What to work on: Write out all of the data exactly as it appears.

:: Supplied records

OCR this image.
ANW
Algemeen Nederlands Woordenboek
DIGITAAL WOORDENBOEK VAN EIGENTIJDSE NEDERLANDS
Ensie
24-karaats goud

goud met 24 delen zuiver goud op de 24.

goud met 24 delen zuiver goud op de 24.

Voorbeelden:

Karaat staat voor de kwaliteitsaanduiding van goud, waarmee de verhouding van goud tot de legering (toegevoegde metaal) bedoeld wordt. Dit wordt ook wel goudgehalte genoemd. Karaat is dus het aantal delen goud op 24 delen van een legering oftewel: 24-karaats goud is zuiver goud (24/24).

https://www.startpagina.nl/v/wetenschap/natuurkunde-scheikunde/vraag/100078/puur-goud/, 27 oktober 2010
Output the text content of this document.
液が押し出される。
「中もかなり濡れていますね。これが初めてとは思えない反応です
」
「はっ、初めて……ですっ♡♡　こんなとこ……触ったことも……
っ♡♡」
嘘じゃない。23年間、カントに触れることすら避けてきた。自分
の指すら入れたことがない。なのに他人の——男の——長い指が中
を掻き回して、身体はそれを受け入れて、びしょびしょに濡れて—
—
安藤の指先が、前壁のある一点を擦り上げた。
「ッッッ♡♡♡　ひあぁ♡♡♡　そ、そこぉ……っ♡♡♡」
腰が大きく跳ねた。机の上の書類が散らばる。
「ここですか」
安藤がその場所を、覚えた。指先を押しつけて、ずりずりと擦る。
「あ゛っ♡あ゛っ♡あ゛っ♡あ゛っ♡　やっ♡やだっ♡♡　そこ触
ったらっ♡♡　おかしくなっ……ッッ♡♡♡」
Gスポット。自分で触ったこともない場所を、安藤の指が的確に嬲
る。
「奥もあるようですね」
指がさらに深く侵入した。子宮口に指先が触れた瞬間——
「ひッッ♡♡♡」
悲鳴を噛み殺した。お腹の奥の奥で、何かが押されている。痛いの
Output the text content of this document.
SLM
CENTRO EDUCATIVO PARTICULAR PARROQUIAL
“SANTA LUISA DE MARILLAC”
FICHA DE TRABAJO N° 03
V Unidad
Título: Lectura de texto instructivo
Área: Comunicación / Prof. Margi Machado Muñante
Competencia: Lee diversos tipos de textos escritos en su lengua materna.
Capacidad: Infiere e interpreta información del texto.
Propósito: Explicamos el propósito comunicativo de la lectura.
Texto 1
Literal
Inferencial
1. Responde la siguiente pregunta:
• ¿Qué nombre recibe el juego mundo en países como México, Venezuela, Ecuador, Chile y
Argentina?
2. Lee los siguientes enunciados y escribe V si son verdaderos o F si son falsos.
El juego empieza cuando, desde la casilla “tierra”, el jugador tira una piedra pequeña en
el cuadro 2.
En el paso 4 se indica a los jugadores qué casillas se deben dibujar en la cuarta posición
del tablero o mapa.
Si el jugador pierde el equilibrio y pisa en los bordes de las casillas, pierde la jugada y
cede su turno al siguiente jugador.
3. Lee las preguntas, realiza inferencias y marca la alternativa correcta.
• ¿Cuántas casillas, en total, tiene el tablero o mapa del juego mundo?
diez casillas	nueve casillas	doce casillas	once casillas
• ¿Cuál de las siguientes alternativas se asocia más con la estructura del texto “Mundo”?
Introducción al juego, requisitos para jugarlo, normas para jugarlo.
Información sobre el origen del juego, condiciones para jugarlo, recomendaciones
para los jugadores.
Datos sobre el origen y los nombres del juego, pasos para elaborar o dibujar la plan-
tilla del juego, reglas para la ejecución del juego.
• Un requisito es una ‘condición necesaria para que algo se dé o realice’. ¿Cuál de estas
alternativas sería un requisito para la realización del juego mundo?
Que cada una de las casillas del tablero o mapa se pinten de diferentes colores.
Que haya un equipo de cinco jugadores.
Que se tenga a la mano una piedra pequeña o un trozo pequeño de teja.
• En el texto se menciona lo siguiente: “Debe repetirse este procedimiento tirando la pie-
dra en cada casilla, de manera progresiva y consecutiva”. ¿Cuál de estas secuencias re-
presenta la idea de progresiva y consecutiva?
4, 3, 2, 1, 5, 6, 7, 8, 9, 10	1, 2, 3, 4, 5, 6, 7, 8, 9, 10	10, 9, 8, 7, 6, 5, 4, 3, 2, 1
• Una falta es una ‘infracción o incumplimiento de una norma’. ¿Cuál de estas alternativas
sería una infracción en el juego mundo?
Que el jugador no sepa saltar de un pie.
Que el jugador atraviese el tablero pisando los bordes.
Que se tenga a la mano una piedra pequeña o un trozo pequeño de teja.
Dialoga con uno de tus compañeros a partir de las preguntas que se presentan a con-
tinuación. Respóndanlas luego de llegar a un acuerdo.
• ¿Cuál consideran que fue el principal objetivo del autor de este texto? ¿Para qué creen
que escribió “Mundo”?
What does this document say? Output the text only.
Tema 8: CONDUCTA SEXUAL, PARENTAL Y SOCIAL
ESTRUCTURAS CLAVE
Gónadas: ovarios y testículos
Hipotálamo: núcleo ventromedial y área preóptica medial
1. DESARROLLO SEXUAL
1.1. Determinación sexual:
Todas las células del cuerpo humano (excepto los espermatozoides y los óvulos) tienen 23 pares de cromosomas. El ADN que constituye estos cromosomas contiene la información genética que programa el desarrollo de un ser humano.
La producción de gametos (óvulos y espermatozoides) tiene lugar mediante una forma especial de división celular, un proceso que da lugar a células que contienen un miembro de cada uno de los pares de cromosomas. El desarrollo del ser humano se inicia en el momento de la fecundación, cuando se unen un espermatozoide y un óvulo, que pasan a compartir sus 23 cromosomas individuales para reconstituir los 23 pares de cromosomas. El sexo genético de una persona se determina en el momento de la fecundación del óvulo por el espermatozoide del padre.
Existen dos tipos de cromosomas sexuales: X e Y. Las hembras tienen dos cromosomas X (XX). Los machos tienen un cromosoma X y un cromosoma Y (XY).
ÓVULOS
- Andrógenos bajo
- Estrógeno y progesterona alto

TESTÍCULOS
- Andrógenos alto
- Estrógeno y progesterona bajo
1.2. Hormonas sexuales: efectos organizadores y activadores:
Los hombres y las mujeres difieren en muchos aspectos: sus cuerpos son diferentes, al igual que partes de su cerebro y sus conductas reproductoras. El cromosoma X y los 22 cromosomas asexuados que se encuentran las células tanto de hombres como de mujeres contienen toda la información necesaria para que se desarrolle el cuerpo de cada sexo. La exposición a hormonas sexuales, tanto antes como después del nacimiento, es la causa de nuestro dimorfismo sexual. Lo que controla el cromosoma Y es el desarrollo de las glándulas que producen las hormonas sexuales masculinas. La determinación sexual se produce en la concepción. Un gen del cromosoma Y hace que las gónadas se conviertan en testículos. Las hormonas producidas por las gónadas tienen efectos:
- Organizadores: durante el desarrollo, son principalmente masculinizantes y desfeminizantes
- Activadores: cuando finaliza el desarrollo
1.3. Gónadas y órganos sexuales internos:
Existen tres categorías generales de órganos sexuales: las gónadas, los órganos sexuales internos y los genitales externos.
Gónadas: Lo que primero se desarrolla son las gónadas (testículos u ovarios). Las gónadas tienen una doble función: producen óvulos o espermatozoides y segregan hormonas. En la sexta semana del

::::

The solution:
OCR this image.
ANW
Algemeen Nederlands Woordenboek
DIGITAAL WOORDENBOEK VAN EIGENTIJDSE NEDERLANDS
Ensie
24-karaats goud

goud met 24 delen zuiver goud op de 24.

goud met 24 delen zuiver goud op de 24.

Voorbeelden:

Karaat staat voor de kwaliteitsaanduiding van goud, waarmee de verhouding van goud tot de legering (toegevoegde metaal) bedoeld wordt. Dit wordt ook wel goudgehalte genoemd. Karaat is dus het aantal delen goud op 24 delen van een legering oftewel: 24-karaats goud is zuiver goud (24/24).

https://www.startpagina.nl/v/wetenschap/natuurkunde-scheikunde/vraag/100078/puur-goud/, 27 oktober 2010
Output the text content of this document.
液が押し出される。
「中もかなり濡れていますね。これが初めてとは思えない反応です
」
「はっ、初めて……ですっ♡♡　こんなとこ……触ったことも……
っ♡♡」
嘘じゃない。23年間、カントに触れることすら避けてきた。自分
の指すら入れたことがない。なのに他人の——男の——長い指が中
を掻き回して、身体はそれを受け入れて、びしょびしょに濡れて—
—
安藤の指先が、前壁のある一点を擦り上げた。
「ッッッ♡♡♡　ひあぁ♡♡♡　そ、そこぉ……っ♡♡♡」
腰が大きく跳ねた。机の上の書類が散らばる。
「ここですか」
安藤がその場所を、覚えた。指先を押しつけて、ずりずりと擦る。
「あ゛っ♡あ゛っ♡あ゛っ♡あ゛っ♡　やっ♡やだっ♡♡　そこ触
ったらっ♡♡　おかしくなっ……ッッ♡♡♡」
Gスポット。自分で触ったこともない場所を、安藤の指が的確に嬲
る。
「奥もあるようですね」
指がさらに深く侵入した。子宮口に指先が触れた瞬間——
「ひッッ♡♡♡」
悲鳴を噛み殺した。お腹の奥の奥で、何かが押されている。痛いの
Output the text content of this document.
SLM
CENTRO EDUCATIVO PARTICULAR PARROQUIAL
“SANTA LUISA DE MARILLAC”
FICHA DE TRABAJO N° 03
V Unidad
Título: Lectura de texto instructivo
Área: Comunicación / Prof. Margi Machado Muñante
Competencia: Lee diversos tipos de textos escritos en su lengua materna.
Capacidad: Infiere e interpreta información del texto.
Propósito: Explicamos el propósito comunicativo de la lectura.
Texto 1
Literal
Inferencial
1. Responde la siguiente pregunta:
• ¿Qué nombre recibe el juego mundo en países como México, Venezuela, Ecuador, Chile y
Argentina?
2. Lee los siguientes enunciados y escribe V si son verdaderos o F si son falsos.
El juego empieza cuando, desde la casilla “tierra”, el jugador tira una piedra pequeña en
el cuadro 2.
En el paso 4 se indica a los jugadores qué casillas se deben dibujar en la cuarta posición
del tablero o mapa.
Si el jugador pierde el equilibrio y pisa en los bordes de las casillas, pierde la jugada y
cede su turno al siguiente jugador.
3. Lee las preguntas, realiza inferencias y marca la alternativa correcta.
• ¿Cuántas casillas, en total, tiene el tablero o mapa del juego mundo?
diez casillas	nueve casillas	doce casillas	once casillas
• ¿Cuál de las siguientes alternativas se asocia más con la estructura del texto “Mundo”?
Introducción al juego, requisitos para jugarlo, normas para jugarlo.
Información sobre el origen del juego, condiciones para jugarlo, recomendaciones
para los jugadores.
Datos sobre el origen y los nombres del juego, pasos para elaborar o dibujar la plan-
tilla del juego, reglas para la ejecución del juego.
• Un requisito es una ‘condición necesaria para que algo se dé o realice’. ¿Cuál de estas
alternativas sería un requisito para la realización del juego mundo?
Que cada una de las casillas del tablero o mapa se pinten de diferentes colores.
Que haya un equipo de cinco jugadores.
Que se tenga a la mano una piedra pequeña o un trozo pequeño de teja.
• En el texto se menciona lo siguiente: “Debe repetirse este procedimiento tirando la pie-
dra en cada casilla, de manera progresiva y consecutiva”. ¿Cuál de estas secuencias re-
presenta la idea de progresiva y consecutiva?
4, 3, 2, 1, 5, 6, 7, 8, 9, 10	1, 2, 3, 4, 5, 6, 7, 8, 9, 10	10, 9, 8, 7, 6, 5, 4, 3, 2, 1
• Una falta es una ‘infracción o incumplimiento de una norma’. ¿Cuál de estas alternativas
sería una infracción en el juego mundo?
Que el jugador no sepa saltar de un pie.
Que el jugador atraviese el tablero pisando los bordes.
Que se tenga a la mano una piedra pequeña o un trozo pequeño de teja.
Dialoga con uno de tus compañeros a partir de las preguntas que se presentan a con-
tinuación. Respóndanlas luego de llegar a un acuerdo.
• ¿Cuál consideran que fue el principal objetivo del autor de este texto? ¿Para qué creen
que escribió “Mundo”?
What does this document say? Output the text only.
Tema 8: CONDUCTA SEXUAL, PARENTAL Y SOCIAL
ESTRUCTURAS CLAVE
Gónadas: ovarios y testículos
Hipotálamo: núcleo ventromedial y área preóptica medial
1. DESARROLLO SEXUAL
1.1. Determinación sexual:
Todas las células del cuerpo humano (excepto los espermatozoides y los óvulos) tienen 23 pares de cromosomas. El ADN que constituye estos cromosomas contiene la información genética que programa el desarrollo de un ser humano.
La producción de gametos (óvulos y espermatozoides) tiene lugar mediante una forma especial de división celular, un proceso que da lugar a células que contienen un miembro de cada uno de los pares de cromosomas. El desarrollo del ser humano se inicia en el momento de la fecundación, cuando se unen un espermatozoide y un óvulo, que pasan a compartir sus 23 cromosomas individuales para reconstituir los 23 pares de cromosomas. El sexo genético de una persona se determina en el momento de la fecundación del óvulo por el espermatozoide del padre.
Existen dos tipos de cromosomas sexuales: X e Y. Las hembras tienen dos cromosomas X (XX). Los machos tienen un cromosoma X y un cromosoma Y (XY).
ÓVULOS
- Andrógenos bajo
- Estrógeno y progesterona alto

TESTÍCULOS
- Andrógenos alto
- Estrógeno y progesterona bajo
1.2. Hormonas sexuales: efectos organizadores y activadores:
Los hombres y las mujeres difieren en muchos aspectos: sus cuerpos son diferentes, al igual que partes de su cerebro y sus conductas reproductoras. El cromosoma X y los 22 cromosomas asexuados que se encuentran las células tanto de hombres como de mujeres contienen toda la información necesaria para que se desarrolle el cuerpo de cada sexo. La exposición a hormonas sexuales, tanto antes como después del nacimiento, es la causa de nuestro dimorfismo sexual. Lo que controla el cromosoma Y es el desarrollo de las glándulas que producen las hormonas sexuales masculinas. La determinación sexual se produce en la concepción. Un gen del cromosoma Y hace que las gónadas se conviertan en testículos. Las hormonas producidas por las gónadas tienen efectos:
- Organizadores: durante el desarrollo, son principalmente masculinizantes y desfeminizantes
- Activadores: cuando finaliza el desarrollo
1.3. Gónadas y órganos sexuales internos:
Existen tres categorías generales de órganos sexuales: las gónadas, los órganos sexuales internos y los genitales externos.
Gónadas: Lo que primero se desarrolla son las gónadas (testículos u ovarios). Las gónadas tienen una doble función: producen óvulos o espermatozoides y segregan hormonas. En la sexta semana del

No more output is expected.